■ **PAGINA**:
^^^^^^^^^^^^^^^^

La cosa paradossale, che di fondo conferma ciò che dicevo ieri sugli spagnoli, l’ho vissuta stamattina per entrare alla Sinagoga di Budapest, la più grande d’Europa. Dove aver acquistato il ticket, la cassiera mi ha chiesto se ero spagnolo per la guida, io cortesemente le ho risposto di no, specificando la  mia nazionalità. Una volta accadeva il contrario, agli spagnoli chiedevano se erano italiani, ora no, s’è capovolto tutto e questo perché gli amici iberici sono ovunque, ci hanno sostituito.

Mi è piaciuto molto il giro in Sinagoga, il museo ebraico e il parco della memoria, più tardi sono andato alla chiesa di Santo Stefano, a mio avviso splendida.

Mio padre stamattina si è recato in un cimitero qui vicino Budapest per andare a visitare la tomba di un suo amico e così sono rimasto solo, una condizione che mi ha spinto ad entrare anche in uno dei tanti casinò. Ho perso 3.60 euro alla roulette, fregato dalle indicazioni in inglese che non mi ha permesso di entrare in gioco come piace a me. Ho puntato solo sul colore, un tipo di scommessa che alla lunga è poco emozionante. A breve mi ricongiungo con papà, dopo vedremo il da farsi: palazzo imperiale o cittadella. Tutto questo prima di tornare al delizioso ristorante italiano di ieri sera in cui andremo nuovamente poiché trasmetteranno l’Inter, e quando chiama il Biscione non c’è tempo, distanza, fusorario o impedimento che tenga.

^^^^^^^^^^^^^^^^

■ **COSA SI CHIEDE**:
**1)** Rispondi a queste domande sul testo su Budapest:
(a) Quale sinagoga il testo definisce la più grande d'Europa?
(b) Quanto ha perso alla roulette chi scrive?
(c) Perché torneranno al ristorante italiano della sera prima?
**2)** Per favore, trascrivi dai record la parte che si apre con la riga contenente "subquestion-ii-marks: [1]: [765, 565, 785, 584]" e si chiude con quella contenente "question-a-marks: [3]: [765, 159, 785, 178]", entrambe incluse.

^^^^^^^^^^^^^^^^

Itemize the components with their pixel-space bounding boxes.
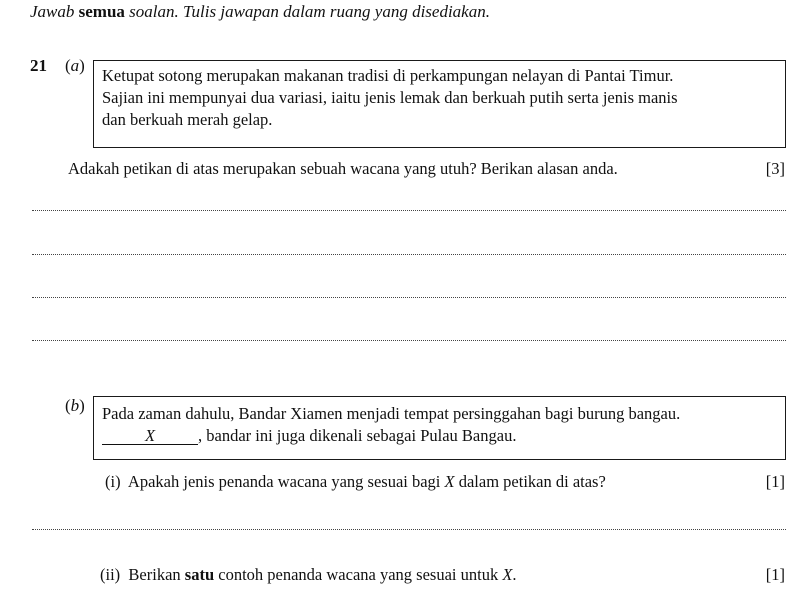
subquestion-ii-marks: [1]: [765, 565, 785, 584]
passage-box-a: [93, 60, 786, 148]
blank-x: X: [102, 427, 198, 445]
subquestion-ii-text-1: Berikan: [128, 565, 185, 584]
subquestion-i-text-1: Apakah jenis penanda wacana yang sesuai bagi: [127, 472, 445, 491]
part-b-letter: b: [70, 396, 80, 415]
answer-line-a-4[interactable]: [32, 340, 786, 341]
answer-line-a-3[interactable]: [32, 297, 786, 298]
passage-b-line-2-rest: , bandar ini juga dikenali sebagai Pulau Bangau.: [198, 426, 517, 445]
instructions-text-1: Jawab: [30, 2, 79, 21]
question-a-prompt: Adakah petikan di atas merupakan sebuah wacana yang utuh? Berikan alasan anda.: [68, 159, 618, 178]
subquestion-i-text-2: dalam petikan di atas?: [454, 472, 606, 491]
passage-a-line-2: Sajian ini mempunyai dua variasi, iaitu jenis lemak dan berkuah putih serta jenis manis: [102, 88, 678, 107]
passage-box-b: [93, 396, 786, 460]
passage-b-line-2: [102, 425, 779, 447]
subquestion-ii: [100, 565, 517, 585]
instructions-bold: semua: [78, 2, 125, 21]
answer-line-b-i[interactable]: [32, 529, 786, 530]
subquestion-i-marks: [1]: [765, 472, 785, 491]
subquestion-ii-bold: satu: [184, 565, 215, 584]
passage-b-line-1: Pada zaman dahulu, Bandar Xiamen menjadi tempat persinggahan bagi burung bangau.: [102, 404, 681, 423]
answer-line-a-2[interactable]: [32, 254, 786, 255]
question-number: 21: [30, 56, 47, 75]
passage-a-line-3: dan berkuah merah gelap.: [102, 110, 273, 129]
answer-line-a-1[interactable]: [32, 210, 786, 211]
part-b-label: (b): [65, 396, 85, 415]
question-a-marks: [3]: [765, 159, 785, 178]
subquestion-ii-text-2: contoh penanda wacana yang sesuai untuk: [214, 565, 503, 584]
subquestion-i-number: (i): [105, 472, 121, 491]
instructions-text-2: soalan. Tulis jawapan dalam ruang yang disediakan.: [124, 2, 490, 21]
subquestion-ii-text-3: .: [512, 565, 517, 584]
part-a-letter: a: [70, 56, 80, 75]
subquestion-i-var: X: [444, 472, 455, 491]
part-a-label: (a): [65, 56, 85, 75]
instructions: [30, 2, 490, 22]
subquestion-ii-var: X: [502, 565, 513, 584]
subquestion-ii-number: (ii): [100, 565, 121, 584]
passage-a-line-1: Ketupat sotong merupakan makanan tradisi di perkampungan nelayan di Pantai Timur.: [102, 66, 674, 85]
subquestion-i: [105, 472, 606, 492]
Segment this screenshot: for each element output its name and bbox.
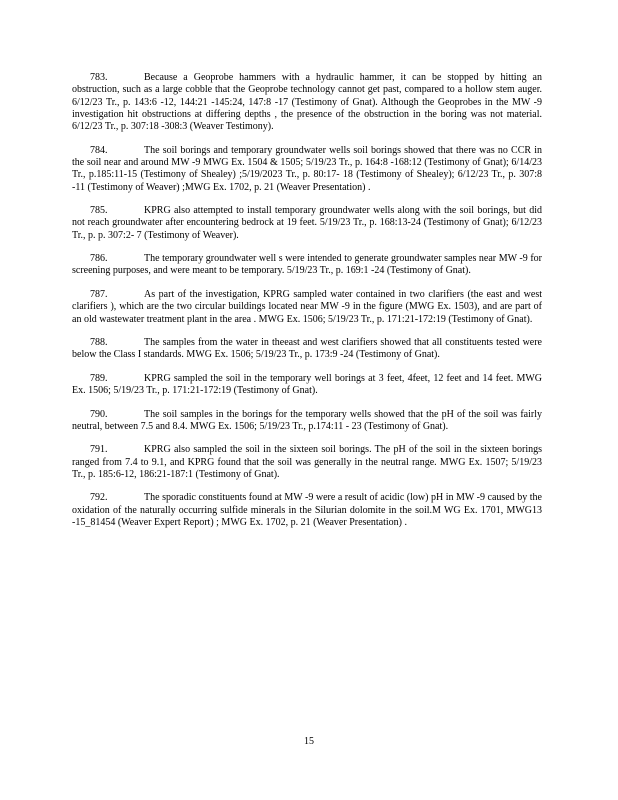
paragraph-792: 792. The sporadic constituents found at MW -9 were a result of acidic (low) pH in MW -9 caused by the oxidation of the naturally occurring sulfide minerals in the Silurian dolomite in the soil.M WG Ex. 1701, MWG13 -15_81454 (Weaver Expert Report) ; MWG Ex. 1702, p. 21 (Weaver Presentation) . bbox=[72, 492, 542, 528]
paragraph-text: The samples from the water in theeast and west clarifiers showed that all constituents tested were below the Class I standards. MWG Ex. 1506; 5/19/23 Tr., p. 173:9 -24 (Testimony of Gnat). bbox=[72, 336, 542, 361]
paragraph-783: 783. Because a Geoprobe hammers with a hydraulic hammer, it can be stopped by hitting an obstruction, such as a large cobble that the Geoprobe technology cannot get past, compared to a hollow stem auger. 6/12/23 Tr., p. 143:6 -12, 144:21 -145:24, 147:8 -17 (Testimony of Gnat). Although the Geoprobes in the MW -9 investigation hit obstructions at differing depths , the presence of the obstruction in the boring was not material. 6/12/23 Tr., p. 307:18 -308:3 (Weaver Testimony). bbox=[72, 72, 542, 133]
paragraph-text: The soil samples in the borings for the temporary wells showed that the pH of the soil was fairly neutral, between 7.5 and 8.4. MWG Ex. 1506; 5/19/23 Tr., p.174:11 - 23 (Testimony of Gnat). bbox=[72, 408, 542, 432]
page-number: 15 bbox=[304, 736, 314, 747]
paragraph-text: The temporary groundwater well s were intended to generate groundwater samples near MW -9 for screening purposes, and were meant to be temporary. 5/19/23 Tr., p. 169:1 -24 (Testimony of Gnat). bbox=[72, 253, 542, 277]
paragraph-784: 784. The soil borings and temporary groundwater wells soil borings showed that there was no CCR in the soil near and around MW -9 MWG Ex. 1504 & 1505; 5/19/23 Tr., p. 164:8 -168:12 (Testimony of Gnat); 6/14/23 Tr., p.185:11-15 (Testimony of Shealey) ;5/19/2023 Tr., p. 80:17- 18 (Testimony of Shealey); 6/12/23 Tr., p. 307:8 -11 (Testimony of Weaver) ;MWG Ex. 1702, p. 21 (Weaver Presentation) . bbox=[72, 144, 542, 193]
paragraph-789: 789. KPRG sampled the soil in the temporary well borings at 3 feet, 4feet, 12 feet and 14 feet. MWG Ex. 1506; 5/19/23 Tr., p. 171:21-172:19 (Testimony of Gnat). bbox=[72, 372, 542, 397]
paragraph-text: The soil borings and temporary groundwater wells soil borings showed that there was no CCR in the soil near and around MW -9 MWG Ex. 1504 & 1505; 5/19/23 Tr., p. 164:8 -168:12 (Testimony of Gnat); 6/14/23 Tr., p.185:11-15 (Testimony of Shealey) ;5/19/2023 Tr., p. 80:17- 18 (Testimony of Shealey); 6/12/23 Tr., p. 307:8 -11 (Testimony of Weaver) ;MWG Ex. 1702, p. 21 (Weaver Presentation) . bbox=[72, 144, 542, 193]
paragraph-text: The sporadic constituents found at MW -9 were a result of acidic (low) pH in MW -9 caused by the oxidation of the naturally occurring sulfide minerals in the Silurian dolomite in the soil.M WG Ex. 1701, MWG13 -15_81454 (Weaver Expert Report) ; MWG Ex. 1702, p. 21 (Weaver Presentation) . bbox=[72, 492, 542, 528]
paragraph-text: Because a Geoprobe hammers with a hydraulic hammer, it can be stopped by hitting an obstruction, such as a large cobble that the Geoprobe technology cannot get past, compared to a hollow stem auger. 6/12/23 Tr., p. 143:6 -12, 144:21 -145:24, 147:8 -17 (Testimony of Gnat). Although the Geoprobes in the MW -9 investigation hit obstructions at differing depths , the presence of the obstruction in the boring was not material. 6/12/23 Tr., p. 307:18 -308:3 (Weaver Testimony). bbox=[72, 72, 542, 133]
document-body bbox=[72, 72, 542, 540]
paragraph-785: 785. KPRG also attempted to install temporary groundwater wells along with the soil borings, but did not reach groundwater after encountering bedrock at 19 feet. 5/19/23 Tr., p. 168:13-24 (Testimony of Gnat); 6/12/23 Tr., p. p. 307:2- 7 (Testimony of Weaver). bbox=[72, 205, 542, 241]
paragraph-790: 790. The soil samples in the borings for the temporary wells showed that the pH of the soil was fairly neutral, between 7.5 and 8.4. MWG Ex. 1506; 5/19/23 Tr., p.174:11 - 23 (Testimony of Gnat). bbox=[72, 408, 542, 432]
paragraph-text: KPRG sampled the soil in the temporary well borings at 3 feet, 4feet, 12 feet and 14 feet. MWG Ex. 1506; 5/19/23 Tr., p. 171:21-172:19 (Testimony of Gnat). bbox=[72, 372, 542, 397]
paragraph-788: 788. The samples from the water in theeast and west clarifiers showed that all constituents tested were below the Class I standards. MWG Ex. 1506; 5/19/23 Tr., p. 173:9 -24 (Testimony of Gnat). bbox=[72, 336, 542, 361]
paragraph-text: As part of the investigation, KPRG sampled water contained in two clarifiers (the east and west clarifiers ), which are the two circular buildings located near MW -9 in the figure (MWG Ex. 1503), and are part of an old wastewater treatment plant in the area . MWG Ex. 1506; 5/19/23 Tr., p. 171:21-172:19 (Testimony of Gnat). bbox=[72, 288, 542, 325]
paragraph-text: KPRG also sampled the soil in the sixteen soil borings. The pH of the soil in the sixteen borings ranged from 7.4 to 9.1, and KPRG found that the soil was generally in the neutral range. MWG Ex. 1507; 5/19/23 Tr., p. 185:6-12, 186:21-187:1 (Testimony of Gnat). bbox=[72, 444, 542, 480]
paragraph-786: 786. The temporary groundwater well s were intended to generate groundwater samples near MW -9 for screening purposes, and were meant to be temporary. 5/19/23 Tr., p. 169:1 -24 (Testimony of Gnat). bbox=[72, 253, 542, 277]
paragraph-787: 787. As part of the investigation, KPRG sampled water contained in two clarifiers (the east and west clarifiers ), which are the two circular buildings located near MW -9 in the figure (MWG Ex. 1503), and are part of an old wastewater treatment plant in the area . MWG Ex. 1506; 5/19/23 Tr., p. 171:21-172:19 (Testimony of Gnat). bbox=[72, 288, 542, 325]
paragraph-text: KPRG also attempted to install temporary groundwater wells along with the soil borings, but did not reach groundwater after encountering bedrock at 19 feet. 5/19/23 Tr., p. 168:13-24 (Testimony of Gnat); 6/12/23 Tr., p. p. 307:2- 7 (Testimony of Weaver). bbox=[72, 205, 542, 241]
paragraph-791: 791. KPRG also sampled the soil in the sixteen soil borings. The pH of the soil in the sixteen borings ranged from 7.4 to 9.1, and KPRG found that the soil was generally in the neutral range. MWG Ex. 1507; 5/19/23 Tr., p. 185:6-12, 186:21-187:1 (Testimony of Gnat). bbox=[72, 444, 542, 480]
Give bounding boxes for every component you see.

^^^^^^^^^^^^^^^^

■ **LE RISPOSTE**:
**1)**
(a) La Sinagoga di Budapest.
(b) 3.60 euro.
(c) Perché trasmetteranno l'Inter.

**2)**
subquestion-ii-marks: [1]: [765, 565, 785, 584]
passage-box-a: [93, 60, 786, 148]
blank-x: X: [102, 427, 198, 445]
subquestion-ii-text-1: Berikan: [128, 565, 185, 584]
subquestion-i-text-1: Apakah jenis penanda wacana yang sesuai bagi: [127, 472, 445, 491]
part-b-letter: b: [70, 396, 80, 415]
answer-line-a-4[interactable]: [32, 340, 786, 341]
answer-line-a-3[interactable]: [32, 297, 786, 298]
passage-b-line-2-rest: , bandar ini juga dikenali sebagai Pulau Bangau.: [198, 426, 517, 445]
instructions-text-1: Jawab: [30, 2, 79, 21]
question-a-prompt: Adakah petikan di atas merupakan sebuah wacana yang utuh? Berikan alasan anda.: [68, 159, 618, 178]
subquestion-i-text-2: dalam petikan di atas?: [454, 472, 606, 491]
passage-a-line-2: Sajian ini mempunyai dua variasi, iaitu jenis lemak dan berkuah putih serta jenis manis: [102, 88, 678, 107]
passage-box-b: [93, 396, 786, 460]
passage-b-line-2: [102, 425, 779, 447]
subquestion-ii: [100, 565, 517, 585]
instructions-bold: semua: [78, 2, 125, 21]
answer-line-b-i[interactable]: [32, 529, 786, 530]
subquestion-i-marks: [1]: [765, 472, 785, 491]
subquestion-ii-bold: satu: [184, 565, 215, 584]
passage-b-line-1: Pada zaman dahulu, Bandar Xiamen menjadi tempat persinggahan bagi burung bangau.: [102, 404, 681, 423]
answer-line-a-2[interactable]: [32, 254, 786, 255]
question-number: 21: [30, 56, 47, 75]
passage-a-line-3: dan berkuah merah gelap.: [102, 110, 273, 129]
answer-line-a-1[interactable]: [32, 210, 786, 211]
part-b-label: (b): [65, 396, 85, 415]
question-a-marks: [3]: [765, 159, 785, 178]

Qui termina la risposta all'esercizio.